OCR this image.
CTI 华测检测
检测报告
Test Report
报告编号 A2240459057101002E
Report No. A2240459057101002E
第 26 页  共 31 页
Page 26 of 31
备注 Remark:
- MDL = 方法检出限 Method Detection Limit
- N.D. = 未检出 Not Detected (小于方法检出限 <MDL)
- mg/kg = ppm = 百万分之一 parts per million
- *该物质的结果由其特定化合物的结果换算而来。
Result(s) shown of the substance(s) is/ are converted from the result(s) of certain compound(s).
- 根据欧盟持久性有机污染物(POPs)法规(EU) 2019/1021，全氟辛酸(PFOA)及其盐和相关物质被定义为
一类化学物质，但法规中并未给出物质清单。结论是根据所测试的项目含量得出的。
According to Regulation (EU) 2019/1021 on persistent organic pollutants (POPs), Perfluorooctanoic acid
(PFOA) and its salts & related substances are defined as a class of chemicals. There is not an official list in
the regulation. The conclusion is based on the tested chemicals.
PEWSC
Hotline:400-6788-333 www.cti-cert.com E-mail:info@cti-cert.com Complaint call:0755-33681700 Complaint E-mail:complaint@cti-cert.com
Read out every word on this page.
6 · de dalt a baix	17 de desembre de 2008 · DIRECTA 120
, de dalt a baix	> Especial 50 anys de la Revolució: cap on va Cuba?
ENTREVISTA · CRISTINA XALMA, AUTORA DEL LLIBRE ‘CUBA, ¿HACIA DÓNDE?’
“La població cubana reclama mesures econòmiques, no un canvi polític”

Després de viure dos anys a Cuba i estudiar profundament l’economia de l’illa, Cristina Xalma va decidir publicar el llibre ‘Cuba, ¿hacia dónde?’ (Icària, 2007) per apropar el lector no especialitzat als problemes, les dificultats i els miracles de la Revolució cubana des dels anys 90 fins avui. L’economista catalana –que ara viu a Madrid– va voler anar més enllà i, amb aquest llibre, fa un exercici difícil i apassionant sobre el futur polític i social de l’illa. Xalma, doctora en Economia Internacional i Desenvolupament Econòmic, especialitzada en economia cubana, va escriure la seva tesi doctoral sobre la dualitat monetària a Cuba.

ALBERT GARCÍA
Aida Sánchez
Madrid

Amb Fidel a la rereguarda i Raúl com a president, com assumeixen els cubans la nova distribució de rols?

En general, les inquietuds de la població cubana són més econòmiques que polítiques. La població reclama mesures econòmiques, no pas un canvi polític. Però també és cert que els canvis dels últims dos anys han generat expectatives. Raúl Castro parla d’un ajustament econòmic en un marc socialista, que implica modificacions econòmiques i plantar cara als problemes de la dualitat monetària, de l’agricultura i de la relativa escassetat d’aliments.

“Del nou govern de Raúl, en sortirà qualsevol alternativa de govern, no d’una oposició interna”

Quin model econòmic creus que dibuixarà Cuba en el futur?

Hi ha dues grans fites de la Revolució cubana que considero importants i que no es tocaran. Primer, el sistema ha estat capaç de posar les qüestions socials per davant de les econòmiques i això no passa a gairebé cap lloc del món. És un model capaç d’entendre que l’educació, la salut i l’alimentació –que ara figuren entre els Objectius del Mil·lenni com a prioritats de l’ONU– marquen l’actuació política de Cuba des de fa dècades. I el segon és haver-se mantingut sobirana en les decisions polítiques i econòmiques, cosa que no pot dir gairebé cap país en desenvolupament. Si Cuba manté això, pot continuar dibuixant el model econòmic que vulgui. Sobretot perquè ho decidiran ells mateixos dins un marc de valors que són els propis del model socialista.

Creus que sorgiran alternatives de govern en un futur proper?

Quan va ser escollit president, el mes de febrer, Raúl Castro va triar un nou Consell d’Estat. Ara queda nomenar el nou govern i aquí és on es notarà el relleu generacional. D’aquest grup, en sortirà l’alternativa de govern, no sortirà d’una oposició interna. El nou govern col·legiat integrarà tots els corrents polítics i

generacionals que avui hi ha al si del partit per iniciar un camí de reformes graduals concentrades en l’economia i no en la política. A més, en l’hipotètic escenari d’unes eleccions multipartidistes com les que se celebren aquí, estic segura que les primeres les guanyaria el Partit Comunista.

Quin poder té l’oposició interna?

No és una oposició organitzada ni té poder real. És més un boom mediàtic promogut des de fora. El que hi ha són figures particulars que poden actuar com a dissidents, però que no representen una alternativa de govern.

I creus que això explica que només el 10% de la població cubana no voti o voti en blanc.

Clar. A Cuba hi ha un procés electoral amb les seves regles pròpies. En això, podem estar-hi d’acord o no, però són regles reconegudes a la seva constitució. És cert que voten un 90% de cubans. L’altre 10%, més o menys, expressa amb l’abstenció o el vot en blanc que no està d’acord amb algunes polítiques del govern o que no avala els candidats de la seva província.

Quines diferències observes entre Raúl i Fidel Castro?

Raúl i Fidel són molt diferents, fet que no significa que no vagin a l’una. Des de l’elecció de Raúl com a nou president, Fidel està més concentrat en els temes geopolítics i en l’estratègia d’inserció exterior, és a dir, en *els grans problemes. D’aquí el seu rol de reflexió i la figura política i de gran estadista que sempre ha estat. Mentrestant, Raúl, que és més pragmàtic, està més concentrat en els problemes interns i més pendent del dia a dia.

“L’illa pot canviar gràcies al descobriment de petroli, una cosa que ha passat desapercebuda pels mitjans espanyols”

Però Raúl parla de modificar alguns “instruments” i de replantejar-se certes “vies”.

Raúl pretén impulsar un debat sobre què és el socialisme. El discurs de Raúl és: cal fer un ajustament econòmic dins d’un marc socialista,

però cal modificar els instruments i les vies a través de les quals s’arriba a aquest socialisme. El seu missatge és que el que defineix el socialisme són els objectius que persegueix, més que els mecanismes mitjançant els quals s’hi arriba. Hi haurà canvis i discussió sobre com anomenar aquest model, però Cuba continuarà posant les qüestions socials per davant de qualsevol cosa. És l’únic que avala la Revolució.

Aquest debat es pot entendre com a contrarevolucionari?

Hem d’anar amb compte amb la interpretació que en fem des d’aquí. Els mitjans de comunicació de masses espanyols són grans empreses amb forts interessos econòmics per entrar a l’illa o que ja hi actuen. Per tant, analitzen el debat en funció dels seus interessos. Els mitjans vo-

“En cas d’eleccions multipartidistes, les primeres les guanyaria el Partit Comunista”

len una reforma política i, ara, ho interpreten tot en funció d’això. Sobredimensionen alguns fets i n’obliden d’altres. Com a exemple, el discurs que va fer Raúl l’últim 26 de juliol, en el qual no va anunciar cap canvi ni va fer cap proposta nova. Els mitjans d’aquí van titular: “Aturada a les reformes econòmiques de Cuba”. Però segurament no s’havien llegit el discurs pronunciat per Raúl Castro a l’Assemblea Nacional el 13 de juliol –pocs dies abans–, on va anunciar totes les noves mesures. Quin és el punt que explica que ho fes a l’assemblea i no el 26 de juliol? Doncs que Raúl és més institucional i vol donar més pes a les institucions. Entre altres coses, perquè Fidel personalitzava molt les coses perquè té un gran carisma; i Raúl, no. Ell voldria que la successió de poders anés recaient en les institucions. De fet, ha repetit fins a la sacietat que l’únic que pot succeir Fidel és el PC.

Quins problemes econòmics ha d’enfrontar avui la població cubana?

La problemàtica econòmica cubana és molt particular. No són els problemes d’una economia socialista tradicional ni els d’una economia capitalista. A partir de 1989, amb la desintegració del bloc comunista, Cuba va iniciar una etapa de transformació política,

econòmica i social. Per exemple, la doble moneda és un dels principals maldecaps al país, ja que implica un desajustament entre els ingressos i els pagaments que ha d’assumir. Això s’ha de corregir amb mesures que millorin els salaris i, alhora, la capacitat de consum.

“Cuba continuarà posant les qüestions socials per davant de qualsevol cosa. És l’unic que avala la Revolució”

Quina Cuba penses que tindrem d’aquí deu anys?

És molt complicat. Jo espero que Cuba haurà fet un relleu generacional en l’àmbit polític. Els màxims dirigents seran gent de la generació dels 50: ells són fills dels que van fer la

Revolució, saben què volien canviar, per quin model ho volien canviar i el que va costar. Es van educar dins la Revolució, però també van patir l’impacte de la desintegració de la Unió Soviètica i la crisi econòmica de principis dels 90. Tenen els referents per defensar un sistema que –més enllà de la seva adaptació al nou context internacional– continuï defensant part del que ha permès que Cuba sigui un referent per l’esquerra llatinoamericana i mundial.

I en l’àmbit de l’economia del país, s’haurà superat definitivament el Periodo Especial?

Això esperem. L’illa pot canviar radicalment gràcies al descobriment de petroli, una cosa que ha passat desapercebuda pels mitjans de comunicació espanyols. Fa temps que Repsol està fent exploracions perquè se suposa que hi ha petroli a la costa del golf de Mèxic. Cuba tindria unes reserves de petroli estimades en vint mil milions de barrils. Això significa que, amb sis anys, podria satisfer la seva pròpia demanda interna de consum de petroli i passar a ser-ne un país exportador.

==============================

**STATED PROBLEM:** Copy each line of the listing that includes "dalt".

**SOLUTION TO THE EXERCISE:**
6 · de dalt a baix	17 de desembre de 2008 · DIRECTA 120
, de dalt a baix	> Especial 50 anys de la Revolució: cap on va Cuba?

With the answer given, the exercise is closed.